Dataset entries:
---+---

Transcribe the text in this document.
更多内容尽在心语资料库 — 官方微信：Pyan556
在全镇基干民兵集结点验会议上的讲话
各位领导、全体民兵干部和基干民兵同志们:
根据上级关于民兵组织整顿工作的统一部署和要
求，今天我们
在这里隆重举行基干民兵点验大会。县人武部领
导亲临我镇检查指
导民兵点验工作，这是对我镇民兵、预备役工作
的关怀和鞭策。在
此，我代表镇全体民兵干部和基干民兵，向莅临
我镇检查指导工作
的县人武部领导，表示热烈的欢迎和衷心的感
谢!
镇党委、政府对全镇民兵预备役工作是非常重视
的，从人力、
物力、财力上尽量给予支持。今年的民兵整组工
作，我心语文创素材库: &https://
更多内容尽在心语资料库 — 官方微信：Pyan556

---+---

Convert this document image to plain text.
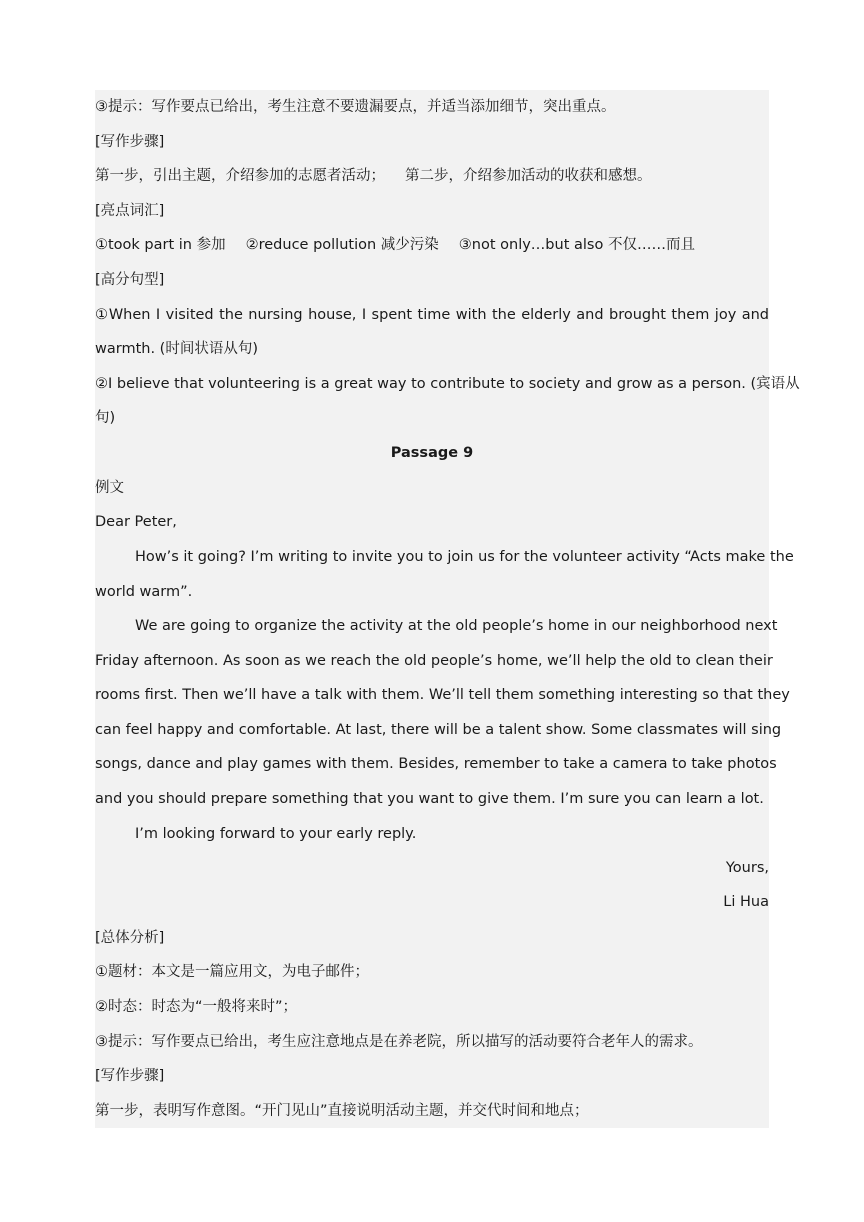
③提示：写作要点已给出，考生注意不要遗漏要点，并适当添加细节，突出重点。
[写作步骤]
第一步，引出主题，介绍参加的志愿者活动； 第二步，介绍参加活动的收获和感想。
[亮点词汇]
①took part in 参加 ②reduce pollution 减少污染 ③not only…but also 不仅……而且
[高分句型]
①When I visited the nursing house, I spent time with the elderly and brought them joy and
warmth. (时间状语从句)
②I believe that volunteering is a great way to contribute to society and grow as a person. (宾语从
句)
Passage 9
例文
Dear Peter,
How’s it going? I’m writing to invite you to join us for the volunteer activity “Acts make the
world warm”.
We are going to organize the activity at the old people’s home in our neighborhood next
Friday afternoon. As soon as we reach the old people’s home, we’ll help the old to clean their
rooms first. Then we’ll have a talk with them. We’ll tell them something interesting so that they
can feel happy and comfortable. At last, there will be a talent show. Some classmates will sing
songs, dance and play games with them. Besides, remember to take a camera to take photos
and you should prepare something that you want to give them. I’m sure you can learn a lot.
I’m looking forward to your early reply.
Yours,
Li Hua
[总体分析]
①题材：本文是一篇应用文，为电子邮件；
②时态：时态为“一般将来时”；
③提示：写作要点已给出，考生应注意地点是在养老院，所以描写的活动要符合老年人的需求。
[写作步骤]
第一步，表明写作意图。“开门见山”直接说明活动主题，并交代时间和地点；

---+---

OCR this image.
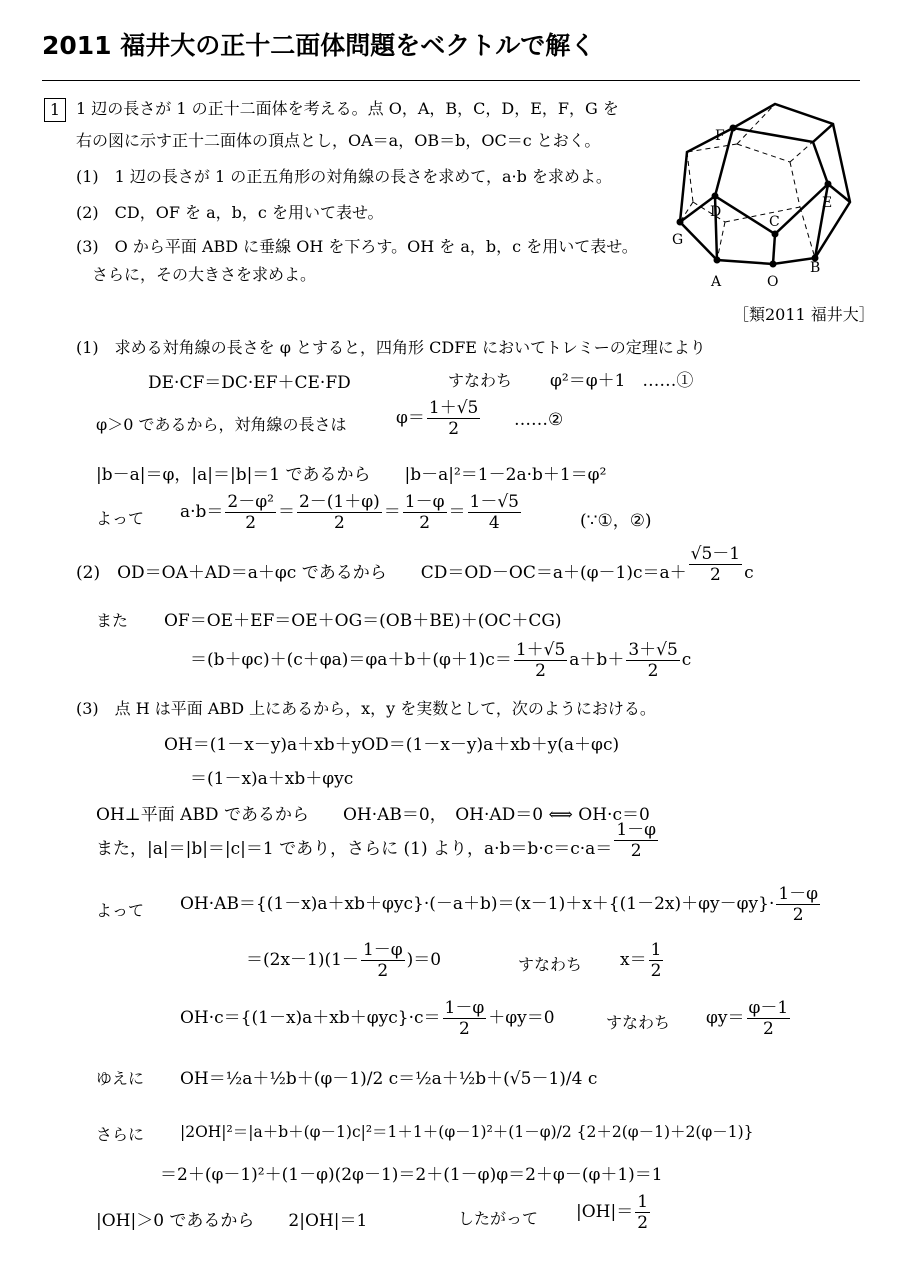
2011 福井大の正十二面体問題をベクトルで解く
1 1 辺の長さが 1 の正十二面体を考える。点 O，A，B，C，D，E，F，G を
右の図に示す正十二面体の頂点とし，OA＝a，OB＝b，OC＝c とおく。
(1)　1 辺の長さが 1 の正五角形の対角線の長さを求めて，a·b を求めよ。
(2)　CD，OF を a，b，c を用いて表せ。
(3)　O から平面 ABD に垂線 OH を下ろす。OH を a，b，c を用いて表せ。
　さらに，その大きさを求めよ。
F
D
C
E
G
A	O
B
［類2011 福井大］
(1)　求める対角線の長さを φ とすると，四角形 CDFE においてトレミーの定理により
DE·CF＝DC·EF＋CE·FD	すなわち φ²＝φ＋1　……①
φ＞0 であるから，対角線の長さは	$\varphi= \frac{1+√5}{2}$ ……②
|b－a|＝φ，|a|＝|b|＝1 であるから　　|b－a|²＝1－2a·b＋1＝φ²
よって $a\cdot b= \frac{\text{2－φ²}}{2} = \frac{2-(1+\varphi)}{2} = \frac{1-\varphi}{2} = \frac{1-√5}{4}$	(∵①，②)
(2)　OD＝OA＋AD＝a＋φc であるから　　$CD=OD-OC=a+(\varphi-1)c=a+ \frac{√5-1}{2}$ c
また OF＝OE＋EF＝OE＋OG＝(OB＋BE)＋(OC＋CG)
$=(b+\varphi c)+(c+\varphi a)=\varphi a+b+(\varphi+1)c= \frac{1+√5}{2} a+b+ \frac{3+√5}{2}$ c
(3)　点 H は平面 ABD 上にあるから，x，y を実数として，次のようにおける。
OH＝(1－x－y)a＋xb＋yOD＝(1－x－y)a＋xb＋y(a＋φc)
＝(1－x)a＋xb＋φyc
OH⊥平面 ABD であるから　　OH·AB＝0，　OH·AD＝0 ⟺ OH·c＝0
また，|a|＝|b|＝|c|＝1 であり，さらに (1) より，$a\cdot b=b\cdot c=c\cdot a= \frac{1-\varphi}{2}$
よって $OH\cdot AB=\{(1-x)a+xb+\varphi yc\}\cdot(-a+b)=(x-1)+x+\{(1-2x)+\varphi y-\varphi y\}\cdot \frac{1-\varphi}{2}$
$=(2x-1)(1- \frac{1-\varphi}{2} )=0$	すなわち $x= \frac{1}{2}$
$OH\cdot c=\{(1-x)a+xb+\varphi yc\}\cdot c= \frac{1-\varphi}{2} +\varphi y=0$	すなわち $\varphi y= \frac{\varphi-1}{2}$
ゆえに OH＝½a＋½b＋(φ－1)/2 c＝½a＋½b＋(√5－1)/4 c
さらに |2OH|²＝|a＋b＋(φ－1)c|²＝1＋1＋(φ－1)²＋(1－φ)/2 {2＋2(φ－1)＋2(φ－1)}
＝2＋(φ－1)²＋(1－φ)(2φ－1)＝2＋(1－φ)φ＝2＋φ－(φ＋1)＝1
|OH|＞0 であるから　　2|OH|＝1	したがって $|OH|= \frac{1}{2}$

---+---

* Direction
Where a line contains the string "something", extract that line.

* Solution for this task
rooms first. Then we’ll have a talk with them. We’ll tell them something interesting so that they
and you should prepare something that you want to give them. I’m sure you can learn a lot.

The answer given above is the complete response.